Okay, then you should be able to load cl-cuda with nvcuda.dll.

(ql:quickload :cl-cuda)

Please set *nvcc-binary* to the path to NVCC compiler and try to run some sample programs.

(setf cl-cuda:*nvcc-binary* #P"path\to\nvcc")

(ql:quickload :cl-cuda-examples)
(cl-cuda-examples.vector-add:main)

You may need to pass some options to nvcc via *nvcc-options*, please let me know what you will get.

takagi avatar Jun 25 '16 05:06 takagi

Can't even load the system in the first place thanks to an error groveling a file in cl-cuda. The full stacktrace from SLIME, since I'm very unfamiliar with native integration in SBCL.

Couldn't execute "gcc": The system cannot find the file specified.
_____
DIRECTION A
Can you quote the entries from the line with "staticText: Email Id bbox=[143, 79, 174, 90]" up to and including the line with "button[interactable]: Home bbox=[29, 286, 58, 310]"?
The forum thread and the entries come from unrelated sources.

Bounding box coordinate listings
_____
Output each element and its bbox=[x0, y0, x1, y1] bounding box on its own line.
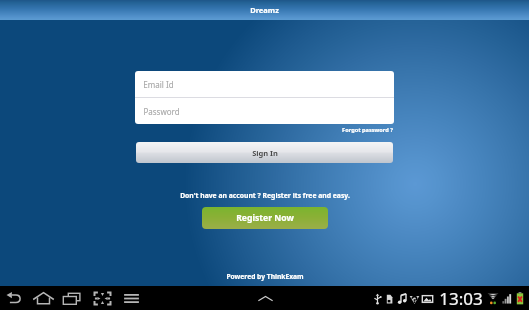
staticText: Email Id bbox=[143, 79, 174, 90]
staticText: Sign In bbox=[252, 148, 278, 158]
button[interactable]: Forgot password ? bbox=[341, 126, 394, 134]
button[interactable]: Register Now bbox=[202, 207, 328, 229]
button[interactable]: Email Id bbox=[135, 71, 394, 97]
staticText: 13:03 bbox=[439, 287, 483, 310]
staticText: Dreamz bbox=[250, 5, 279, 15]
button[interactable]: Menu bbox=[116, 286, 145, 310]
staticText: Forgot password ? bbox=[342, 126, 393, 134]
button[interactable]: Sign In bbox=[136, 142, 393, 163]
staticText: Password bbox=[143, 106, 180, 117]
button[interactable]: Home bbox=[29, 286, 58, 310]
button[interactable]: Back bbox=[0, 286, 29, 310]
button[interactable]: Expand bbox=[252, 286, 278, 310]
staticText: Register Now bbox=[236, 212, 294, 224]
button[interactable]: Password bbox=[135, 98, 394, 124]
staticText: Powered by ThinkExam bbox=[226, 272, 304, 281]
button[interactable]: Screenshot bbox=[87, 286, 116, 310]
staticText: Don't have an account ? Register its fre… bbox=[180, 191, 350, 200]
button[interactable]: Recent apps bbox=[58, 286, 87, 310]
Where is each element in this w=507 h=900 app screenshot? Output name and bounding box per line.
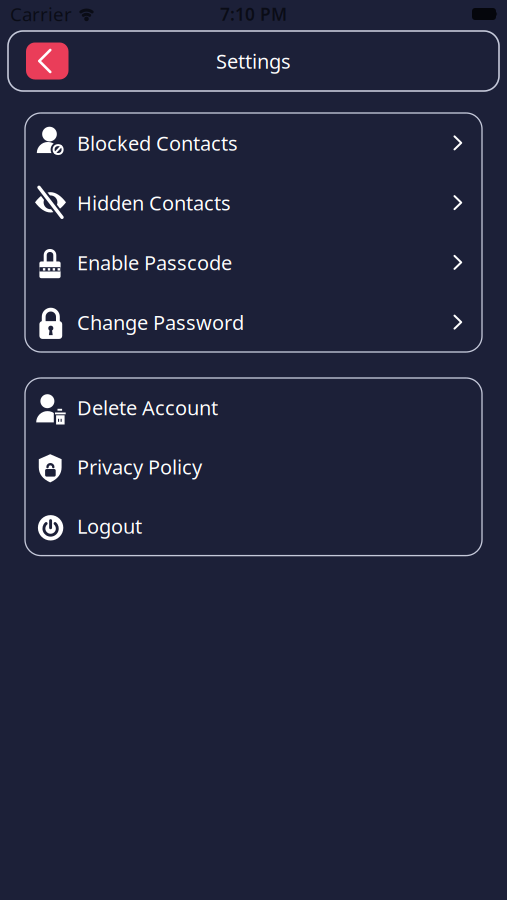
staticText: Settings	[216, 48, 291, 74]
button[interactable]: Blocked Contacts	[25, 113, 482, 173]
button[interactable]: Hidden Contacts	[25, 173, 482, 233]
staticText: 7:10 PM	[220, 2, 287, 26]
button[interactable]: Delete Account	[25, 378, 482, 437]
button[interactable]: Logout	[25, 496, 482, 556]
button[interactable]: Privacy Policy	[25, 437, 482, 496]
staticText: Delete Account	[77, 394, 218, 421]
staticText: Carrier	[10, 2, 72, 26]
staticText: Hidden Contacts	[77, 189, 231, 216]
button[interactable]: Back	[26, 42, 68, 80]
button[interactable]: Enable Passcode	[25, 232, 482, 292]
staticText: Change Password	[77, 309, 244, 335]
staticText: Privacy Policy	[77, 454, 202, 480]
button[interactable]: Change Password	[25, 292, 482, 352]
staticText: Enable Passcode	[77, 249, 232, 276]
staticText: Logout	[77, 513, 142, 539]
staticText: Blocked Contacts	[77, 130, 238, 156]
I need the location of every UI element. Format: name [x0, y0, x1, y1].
_____
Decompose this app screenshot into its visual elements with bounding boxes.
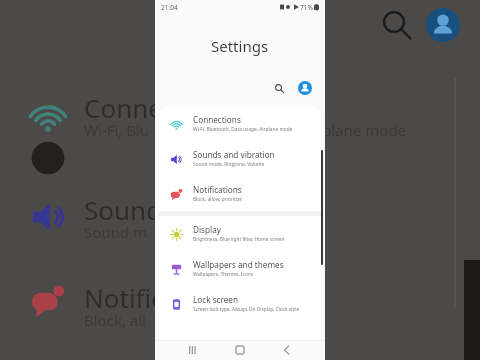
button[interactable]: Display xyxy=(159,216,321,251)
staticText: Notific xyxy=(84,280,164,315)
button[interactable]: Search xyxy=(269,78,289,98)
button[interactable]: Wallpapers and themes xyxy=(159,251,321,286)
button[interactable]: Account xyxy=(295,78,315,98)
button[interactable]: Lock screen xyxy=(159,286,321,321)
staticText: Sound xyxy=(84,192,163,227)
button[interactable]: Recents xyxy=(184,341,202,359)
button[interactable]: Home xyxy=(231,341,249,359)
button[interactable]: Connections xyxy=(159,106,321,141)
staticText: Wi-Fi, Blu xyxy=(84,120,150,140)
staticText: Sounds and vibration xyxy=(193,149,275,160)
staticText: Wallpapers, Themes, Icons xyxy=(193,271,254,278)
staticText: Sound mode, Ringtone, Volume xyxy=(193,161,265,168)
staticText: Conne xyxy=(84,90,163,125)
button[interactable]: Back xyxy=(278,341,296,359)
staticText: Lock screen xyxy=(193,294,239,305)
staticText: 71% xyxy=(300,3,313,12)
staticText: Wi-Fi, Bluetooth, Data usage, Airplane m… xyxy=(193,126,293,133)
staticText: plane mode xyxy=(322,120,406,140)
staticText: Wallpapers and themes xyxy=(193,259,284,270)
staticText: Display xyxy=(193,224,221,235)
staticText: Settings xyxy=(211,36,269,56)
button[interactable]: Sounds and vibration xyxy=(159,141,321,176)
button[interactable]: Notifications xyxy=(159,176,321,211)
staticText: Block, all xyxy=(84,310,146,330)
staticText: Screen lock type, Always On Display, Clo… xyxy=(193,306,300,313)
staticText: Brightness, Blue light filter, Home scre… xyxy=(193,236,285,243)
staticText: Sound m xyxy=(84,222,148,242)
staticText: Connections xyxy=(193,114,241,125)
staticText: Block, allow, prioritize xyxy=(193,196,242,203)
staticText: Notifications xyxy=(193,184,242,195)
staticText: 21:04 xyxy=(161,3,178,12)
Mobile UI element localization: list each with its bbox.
_____
DIRECTION B
Could you print the cl-cuda forum thread from "Please set *nvcc-binary*" up to and including "you will get."?

WORKED ANSWER A
staticText: Email Id bbox=[143, 79, 174, 90]
staticText: Sign In bbox=[252, 148, 278, 158]
button[interactable]: Forgot password ? bbox=[341, 126, 394, 134]
button[interactable]: Register Now bbox=[202, 207, 328, 229]
button[interactable]: Email Id bbox=[135, 71, 394, 97]
staticText: 13:03 bbox=[439, 287, 483, 310]
staticText: Dreamz bbox=[250, 5, 279, 15]
button[interactable]: Menu bbox=[116, 286, 145, 310]
staticText: Forgot password ? bbox=[342, 126, 393, 134]
button[interactable]: Sign In bbox=[136, 142, 393, 163]
staticText: Password bbox=[143, 106, 180, 117]
button[interactable]: Home bbox=[29, 286, 58, 310]

WORKED ANSWER B
Please set *nvcc-binary* to the path to NVCC compiler and try to run some sample programs.

(setf cl-cuda:*nvcc-binary* #P"path\to\nvcc")

(ql:quickload :cl-cuda-examples)
(cl-cuda-examples.vector-add:main)

You may need to pass some options to nvcc via *nvcc-options*, please let me know what you will get.